_Problem_: Omit the images, then output each of the records below exactly.

## Start Input data

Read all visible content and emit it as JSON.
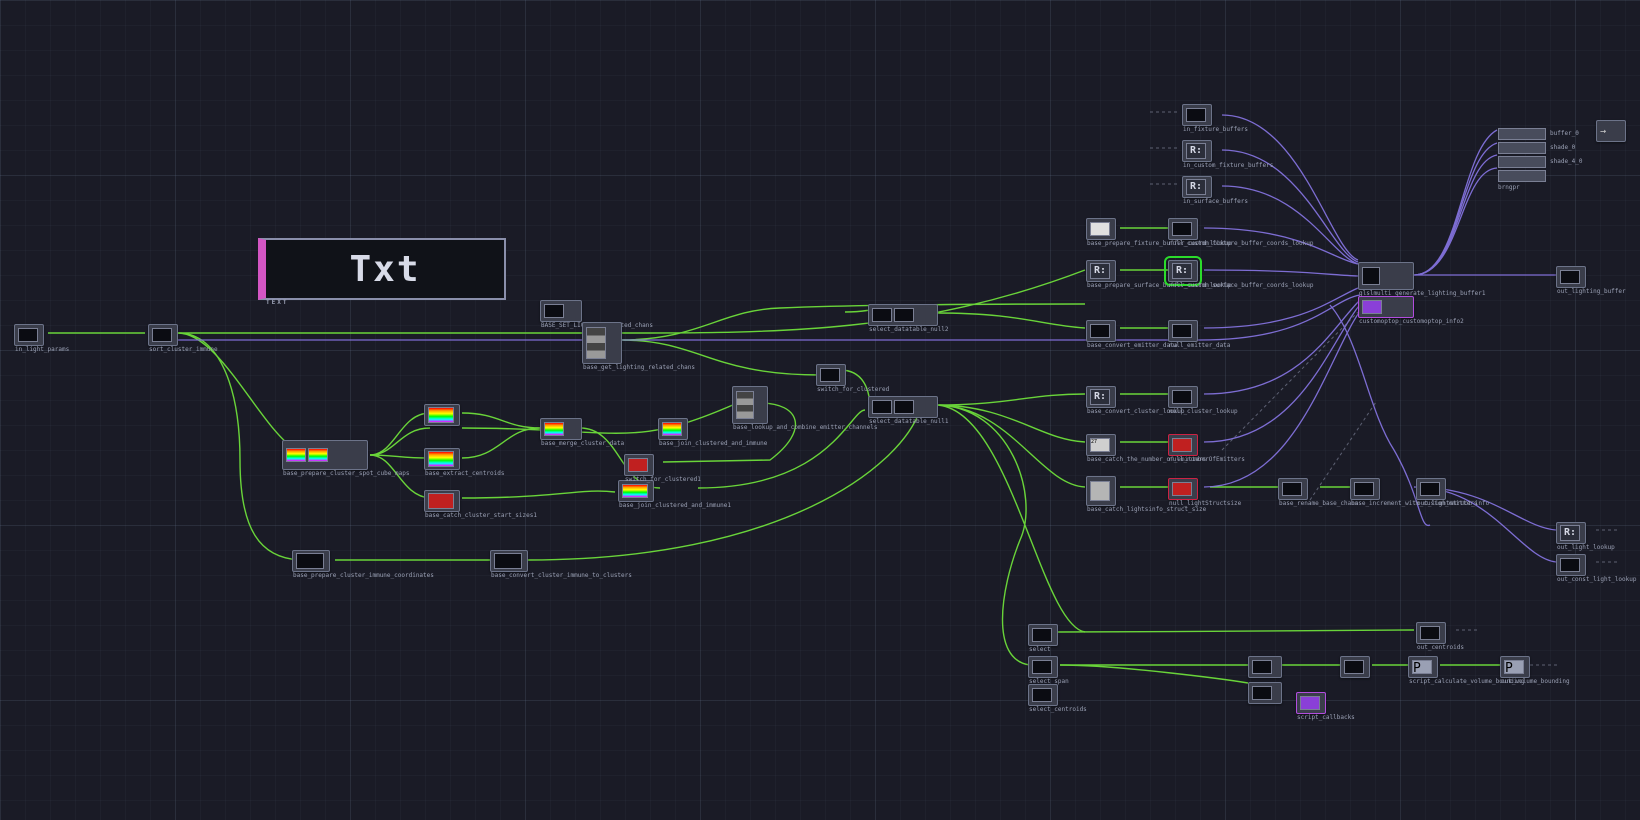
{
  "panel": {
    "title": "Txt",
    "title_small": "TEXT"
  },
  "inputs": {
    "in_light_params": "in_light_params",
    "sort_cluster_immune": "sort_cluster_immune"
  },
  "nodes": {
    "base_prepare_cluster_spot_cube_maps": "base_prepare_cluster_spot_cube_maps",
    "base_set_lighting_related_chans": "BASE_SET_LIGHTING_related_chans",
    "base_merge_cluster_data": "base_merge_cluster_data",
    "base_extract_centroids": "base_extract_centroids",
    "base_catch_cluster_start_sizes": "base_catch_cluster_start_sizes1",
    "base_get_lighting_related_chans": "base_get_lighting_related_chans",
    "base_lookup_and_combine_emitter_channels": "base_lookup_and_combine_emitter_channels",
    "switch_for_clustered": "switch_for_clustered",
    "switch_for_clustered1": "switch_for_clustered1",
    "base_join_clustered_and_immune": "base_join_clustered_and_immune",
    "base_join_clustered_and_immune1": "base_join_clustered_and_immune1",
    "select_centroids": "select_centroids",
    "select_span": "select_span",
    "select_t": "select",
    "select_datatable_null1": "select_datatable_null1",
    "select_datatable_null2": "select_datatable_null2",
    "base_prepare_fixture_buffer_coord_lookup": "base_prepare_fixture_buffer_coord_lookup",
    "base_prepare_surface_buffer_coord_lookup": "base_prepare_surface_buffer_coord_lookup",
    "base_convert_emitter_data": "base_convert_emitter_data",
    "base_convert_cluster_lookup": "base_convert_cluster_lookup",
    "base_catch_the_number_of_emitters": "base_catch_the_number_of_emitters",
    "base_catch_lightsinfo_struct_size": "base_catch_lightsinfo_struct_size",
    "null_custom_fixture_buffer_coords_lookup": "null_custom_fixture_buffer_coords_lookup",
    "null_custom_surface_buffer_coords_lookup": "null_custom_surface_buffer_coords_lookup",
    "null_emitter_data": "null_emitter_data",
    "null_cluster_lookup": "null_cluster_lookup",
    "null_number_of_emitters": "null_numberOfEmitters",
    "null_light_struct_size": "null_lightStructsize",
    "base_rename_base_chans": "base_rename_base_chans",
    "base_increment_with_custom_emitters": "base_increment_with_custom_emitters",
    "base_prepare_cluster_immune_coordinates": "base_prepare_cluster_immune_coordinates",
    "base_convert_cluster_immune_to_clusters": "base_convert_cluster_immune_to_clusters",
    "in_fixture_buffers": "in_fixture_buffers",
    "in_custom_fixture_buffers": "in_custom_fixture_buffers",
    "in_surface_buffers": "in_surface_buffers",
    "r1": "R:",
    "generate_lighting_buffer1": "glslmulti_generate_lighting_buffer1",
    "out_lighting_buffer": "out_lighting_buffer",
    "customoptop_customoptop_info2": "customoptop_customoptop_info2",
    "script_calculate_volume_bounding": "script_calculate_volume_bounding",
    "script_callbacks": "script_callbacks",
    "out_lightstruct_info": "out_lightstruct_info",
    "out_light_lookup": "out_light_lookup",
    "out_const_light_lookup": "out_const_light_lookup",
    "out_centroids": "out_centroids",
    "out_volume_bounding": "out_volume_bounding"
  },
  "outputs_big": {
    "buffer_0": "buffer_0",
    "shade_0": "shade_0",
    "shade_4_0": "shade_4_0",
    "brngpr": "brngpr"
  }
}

## End Input data

_Result for this exercise_:
Read all visible content and emit it as JSON.
{
  "panel": {
    "title": "Txt",
    "title_small": "TEXT"
  },
  "inputs": {
    "in_light_params": "in_light_params",
    "sort_cluster_immune": "sort_cluster_immune"
  },
  "nodes": {
    "base_prepare_cluster_spot_cube_maps": "base_prepare_cluster_spot_cube_maps",
    "base_set_lighting_related_chans": "BASE_SET_LIGHTING_related_chans",
    "base_merge_cluster_data": "base_merge_cluster_data",
    "base_extract_centroids": "base_extract_centroids",
    "base_catch_cluster_start_sizes": "base_catch_cluster_start_sizes1",
    "base_get_lighting_related_chans": "base_get_lighting_related_chans",
    "base_lookup_and_combine_emitter_channels": "base_lookup_and_combine_emitter_channels",
    "switch_for_clustered": "switch_for_clustered",
    "switch_for_clustered1": "switch_for_clustered1",
    "base_join_clustered_and_immune": "base_join_clustered_and_immune",
    "base_join_clustered_and_immune1": "base_join_clustered_and_immune1",
    "select_centroids": "select_centroids",
    "select_span": "select_span",
    "select_t": "select",
    "select_datatable_null1": "select_datatable_null1",
    "select_datatable_null2": "select_datatable_null2",
    "base_prepare_fixture_buffer_coord_lookup": "base_prepare_fixture_buffer_coord_lookup",
    "base_prepare_surface_buffer_coord_lookup": "base_prepare_surface_buffer_coord_lookup",
    "base_convert_emitter_data": "base_convert_emitter_data",
    "base_convert_cluster_lookup": "base_convert_cluster_lookup",
    "base_catch_the_number_of_emitters": "base_catch_the_number_of_emitters",
    "base_catch_lightsinfo_struct_size": "base_catch_lightsinfo_struct_size",
    "null_custom_fixture_buffer_coords_lookup": "null_custom_fixture_buffer_coords_lookup",
    "null_custom_surface_buffer_coords_lookup": "null_custom_surface_buffer_coords_lookup",
    "null_emitter_data": "null_emitter_data",
    "null_cluster_lookup": "null_cluster_lookup",
    "null_number_of_emitters": "null_numberOfEmitters",
    "null_light_struct_size": "null_lightStructsize",
    "base_rename_base_chans": "base_rename_base_chans",
    "base_increment_with_custom_emitters": "base_increment_with_custom_emitters",
    "base_prepare_cluster_immune_coordinates": "base_prepare_cluster_immune_coordinates",
    "base_convert_cluster_immune_to_clusters": "base_convert_cluster_immune_to_clusters",
    "in_fixture_buffers": "in_fixture_buffers",
    "in_custom_fixture_buffers": "in_custom_fixture_buffers",
    "in_surface_buffers": "in_surface_buffers",
    "r1": "R:",
    "generate_lighting_buffer1": "glslmulti_generate_lighting_buffer1",
    "out_lighting_buffer": "out_lighting_buffer",
    "customoptop_customoptop_info2": "customoptop_customoptop_info2",
    "script_calculate_volume_bounding": "script_calculate_volume_bounding",
    "script_callbacks": "script_callbacks",
    "out_lightstruct_info": "out_lightstruct_info",
    "out_light_lookup": "out_light_lookup",
    "out_const_light_lookup": "out_const_light_lookup",
    "out_centroids": "out_centroids",
    "out_volume_bounding": "out_volume_bounding"
  },
  "outputs_big": {
    "buffer_0": "buffer_0",
    "shade_0": "shade_0",
    "shade_4_0": "shade_4_0",
    "brngpr": "brngpr"
  }
}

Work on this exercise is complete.